Lay out the records as a Markdown table with the columns Row and Line, running from the first line of the records to the line with "Where is each", both ends included. Leave out blank lines and the pictures.

____________________

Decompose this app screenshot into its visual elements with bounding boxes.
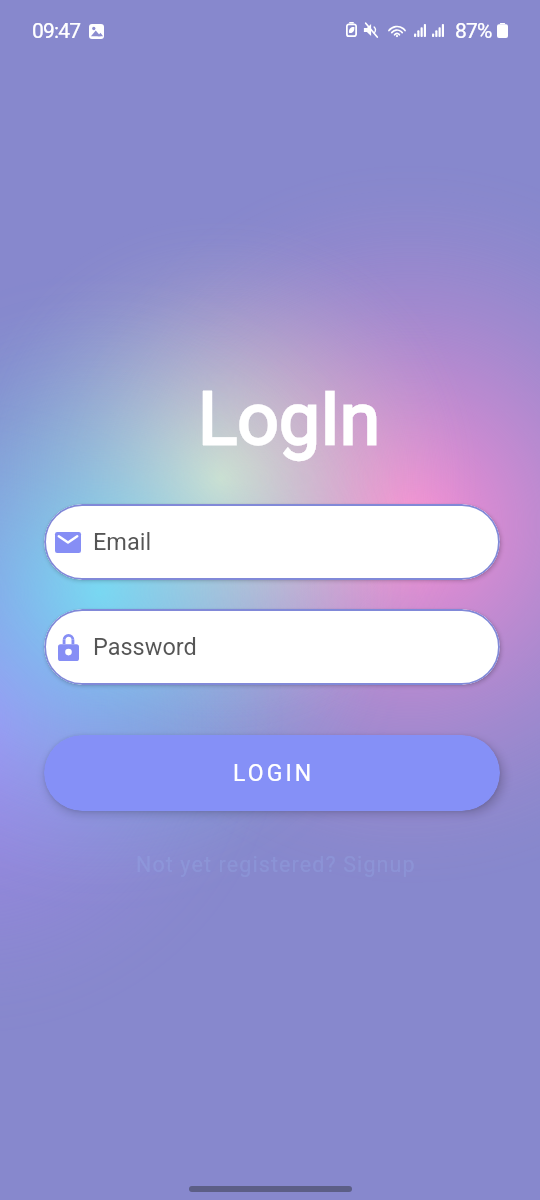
- staticText: LOGIN: [233, 760, 315, 787]
- staticText: Not yet registered? Signup: [136, 852, 416, 877]
- staticText: 09:47: [32, 19, 81, 44]
- staticText: 87%: [455, 19, 492, 44]
- staticText: LogIn: [198, 376, 381, 462]
- staticText: Password: [93, 633, 197, 661]
- button[interactable]: Password: [44, 609, 500, 685]
- button[interactable]: Email: [44, 504, 500, 580]
- button[interactable]: Not yet registered? Signup: [130, 852, 410, 877]
- staticText: Email: [93, 528, 152, 556]
- button[interactable]: LOGIN: [44, 735, 500, 811]
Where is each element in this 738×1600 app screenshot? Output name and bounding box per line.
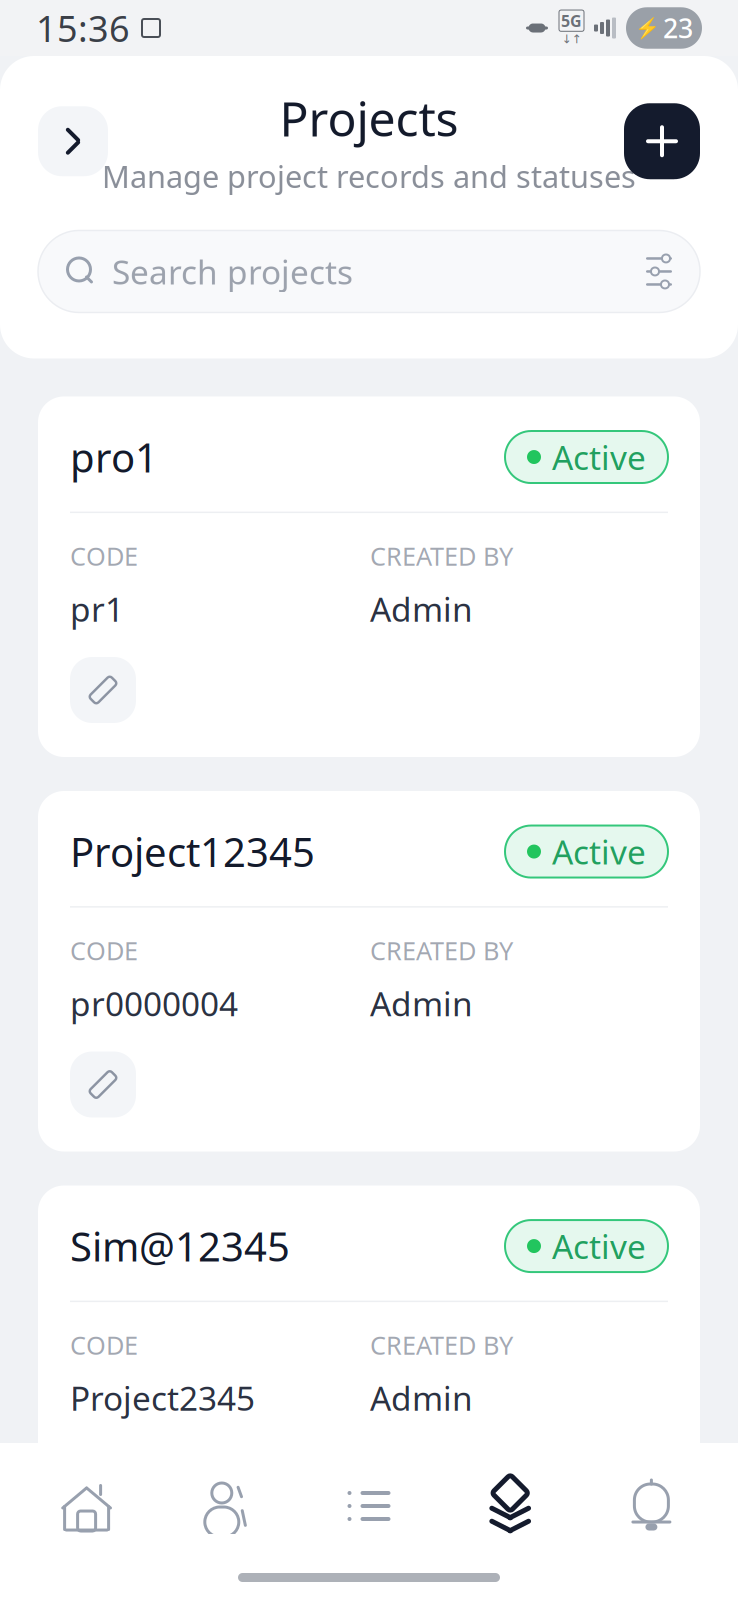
button[interactable]: People (157, 1461, 298, 1551)
button[interactable]: Edit Sim@12345 (70, 1446, 136, 1512)
staticText: ↓↑ (562, 32, 582, 46)
button[interactable]: Search projects (38, 230, 700, 312)
button[interactable]: Add project (624, 103, 700, 179)
button[interactable]: Home (16, 1461, 157, 1551)
staticText: CREATED BY (370, 1328, 513, 1362)
staticText: Admin (370, 981, 473, 1026)
staticText: CODE (70, 1328, 138, 1362)
staticText: Active (552, 829, 646, 874)
staticText: Project2345 (70, 1376, 255, 1420)
button[interactable]: Notifications (581, 1461, 722, 1551)
staticText: CREATED BY (370, 539, 513, 573)
staticText: Manage project records and statuses (102, 156, 636, 196)
staticText: CODE (70, 539, 138, 573)
staticText: Project12345 (70, 825, 315, 878)
button[interactable]: Edit pro1 (70, 657, 136, 723)
staticText: pr1 (70, 587, 124, 631)
staticText: Active (552, 1224, 646, 1268)
staticText: Active (552, 435, 646, 479)
staticText: Admin (370, 587, 473, 631)
button[interactable]: Tasks (298, 1461, 440, 1551)
staticText: ⚡ (635, 17, 660, 40)
staticText: 15:36 (36, 4, 130, 52)
staticText: Admin (370, 1376, 473, 1420)
staticText: Search projects (112, 249, 353, 294)
button[interactable]: Back (38, 106, 108, 176)
staticText: 5G (561, 10, 582, 31)
staticText: pr0000004 (70, 981, 238, 1026)
staticText: CODE (70, 934, 138, 967)
staticText: Sim@12345 (70, 1220, 290, 1273)
staticText: pro1 (70, 430, 158, 484)
staticText: CREATED BY (370, 934, 513, 967)
button[interactable]: Edit Project12345 (70, 1052, 136, 1118)
staticText: Projects (280, 86, 458, 150)
button[interactable]: Projects (440, 1461, 581, 1551)
staticText: 23 (663, 10, 693, 46)
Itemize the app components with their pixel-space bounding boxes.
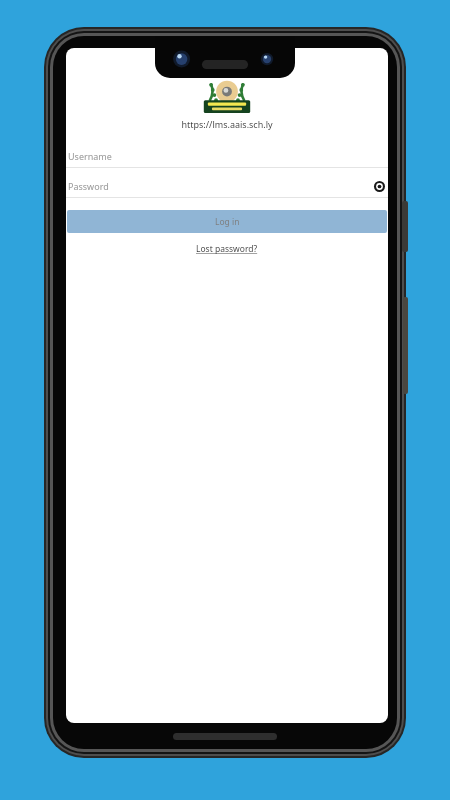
button[interactable]: Username — [66, 144, 388, 168]
staticText: Lost password? — [196, 243, 258, 255]
button[interactable]: Lost password? — [193, 241, 261, 257]
button[interactable]: Log in — [67, 210, 387, 233]
staticText: https://lms.aais.sch.ly — [181, 118, 273, 130]
button[interactable]: Password — [66, 174, 388, 198]
staticText: Username — [68, 150, 112, 162]
staticText: Log in — [215, 216, 240, 228]
staticText: Password — [68, 180, 109, 192]
button[interactable]: Show password — [372, 179, 386, 193]
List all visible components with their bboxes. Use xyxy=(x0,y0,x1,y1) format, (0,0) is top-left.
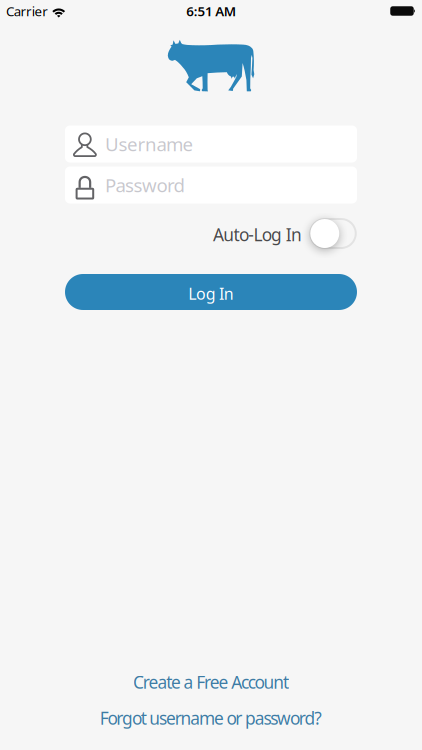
staticText: Log In xyxy=(188,283,234,304)
staticText: Username xyxy=(105,132,194,156)
button[interactable]: Create a Free Account xyxy=(133,670,289,694)
staticText: Create a Free Account xyxy=(133,670,289,694)
button[interactable]: Forgot username or password? xyxy=(100,706,322,730)
staticText: Password xyxy=(105,173,184,197)
staticText: 6:51 AM xyxy=(186,2,236,20)
staticText: Forgot username or password? xyxy=(100,706,322,730)
button[interactable]: Auto-Log In xyxy=(309,218,357,249)
button[interactable]: Log In xyxy=(65,274,357,310)
button[interactable]: Password xyxy=(65,166,357,204)
staticText: Carrier xyxy=(6,2,48,20)
staticText: Auto-Log In xyxy=(213,223,302,246)
button[interactable]: Username xyxy=(65,126,357,162)
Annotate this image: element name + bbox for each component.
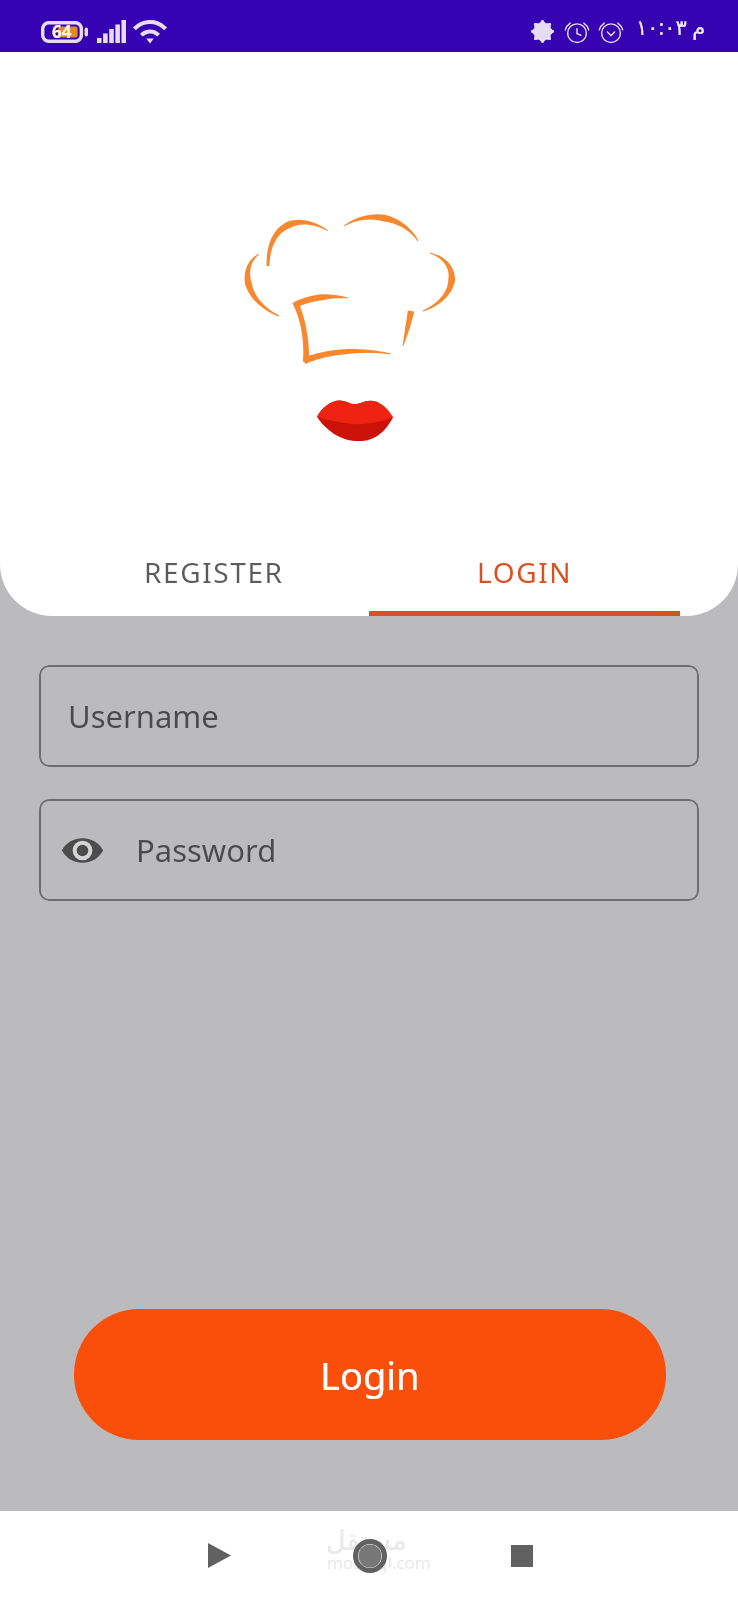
staticText: Username	[68, 695, 219, 737]
staticText: 64	[52, 20, 72, 42]
button[interactable]: Login	[74, 1309, 666, 1440]
staticText: LOGIN	[477, 553, 573, 591]
button[interactable]: LOGIN	[369, 524, 680, 620]
staticText: REGISTER	[144, 553, 284, 591]
staticText: Password	[136, 829, 277, 871]
staticText: مستقل	[326, 1525, 407, 1556]
button[interactable]: REGISTER	[58, 524, 369, 620]
button[interactable]: Username	[39, 665, 699, 767]
button[interactable]: Home	[322, 1511, 418, 1600]
staticText: Login	[320, 1349, 420, 1401]
button[interactable]: Show password	[53, 822, 112, 878]
staticText: م ١٠:٠٣	[636, 13, 706, 42]
button[interactable]: Recents	[474, 1511, 570, 1600]
staticText: mostaql.com	[327, 1551, 431, 1574]
button[interactable]: Show password	[39, 799, 699, 901]
button[interactable]: Back	[171, 1511, 267, 1600]
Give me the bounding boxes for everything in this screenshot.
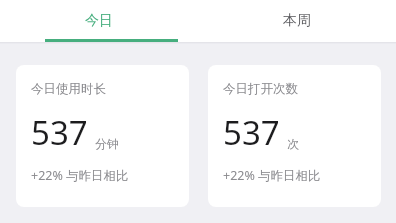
button[interactable]: 今日打开次数 bbox=[208, 65, 381, 207]
button[interactable]: 本周 bbox=[198, 0, 396, 42]
staticText: 今日打开次数 bbox=[223, 81, 298, 97]
staticText: 537 bbox=[223, 110, 280, 155]
staticText: 今日 bbox=[85, 12, 113, 30]
staticText: 本周 bbox=[283, 12, 311, 30]
staticText: 分钟 bbox=[95, 136, 119, 151]
staticText: 537 bbox=[31, 110, 88, 155]
staticText: +22% 与昨日相比 bbox=[31, 167, 129, 184]
button[interactable]: 今日 bbox=[0, 0, 198, 42]
button[interactable]: 今日使用时长 bbox=[16, 65, 189, 207]
staticText: 次 bbox=[287, 136, 299, 151]
staticText: 今日使用时长 bbox=[31, 81, 106, 97]
staticText: +22% 与昨日相比 bbox=[223, 167, 321, 184]
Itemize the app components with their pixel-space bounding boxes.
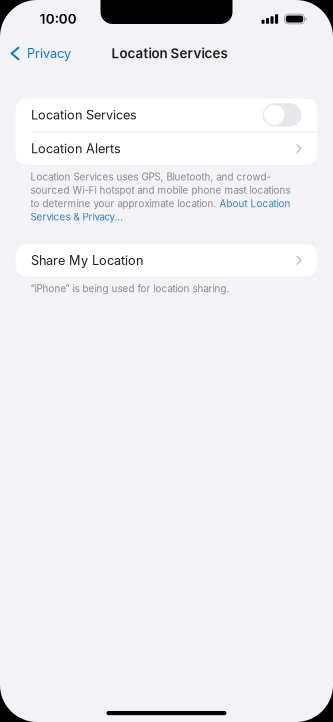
staticText: Share My Location [31,253,143,268]
button[interactable]: Location Services [16,98,317,132]
button[interactable]: About Location [220,198,291,210]
button[interactable]: Location Alerts [16,132,317,165]
staticText: to determine your approximate location. [31,198,220,210]
button[interactable]: Services & Privacy… [31,211,123,223]
staticText: Location Services uses GPS, Bluetooth, a… [31,171,271,183]
staticText: Location Alerts [31,141,121,156]
staticText: About Location [220,198,291,210]
staticText: Services & Privacy… [31,211,123,223]
staticText: Location Services [31,107,137,123]
staticText: Privacy [27,46,71,61]
button[interactable]: Share My Location [16,244,317,277]
button[interactable]: Privacy [0,38,79,69]
staticText: “iPhone” is being used for location shar… [31,283,230,294]
staticText: sourced Wi-Fi hotspot and mobile phone m… [31,184,291,196]
staticText: Location Services [112,45,228,62]
staticText: 10:00 [40,11,77,27]
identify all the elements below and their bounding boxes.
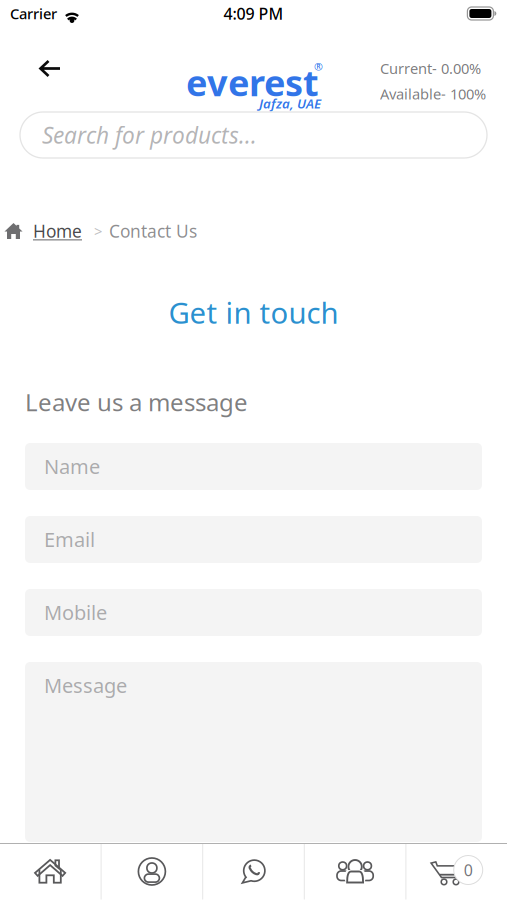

____________________

RESULT OF THIS EXERCISE:
| Row | Line |
|---|---|
| 1 | Decompose this app screenshot into its visual elements with bounding boxes. |
| 2 | - staticText: LOGIN: [233, 760, 315, 787] |
| 3 | - staticText: Not yet registered? Signup: [136, 852, 416, 877] |
| 4 | - staticText: 09:47: [32, 19, 81, 44] |
| 5 | - staticText: 87%: [455, 19, 492, 44] |
| 6 | - staticText: LogIn: [198, 376, 381, 462] |
| 7 | - staticText: Password: [93, 633, 197, 661] |
| 8 | - button[interactable]: Password: [44, 609, 500, 685] |
| 9 | - button[interactable]: Email: [44, 504, 500, 580] |
| 10 | - button[interactable]: Not yet registered? Signup: [130, 852, 410, 877] |
| 11 | - staticText: Email: [93, 528, 152, 556] |
| 12 | - button[interactable]: LOGIN: [44, 735, 500, 811] |
| 13 | Where is each element in this 738×1600 app screenshot? Output name and bounding box per line. |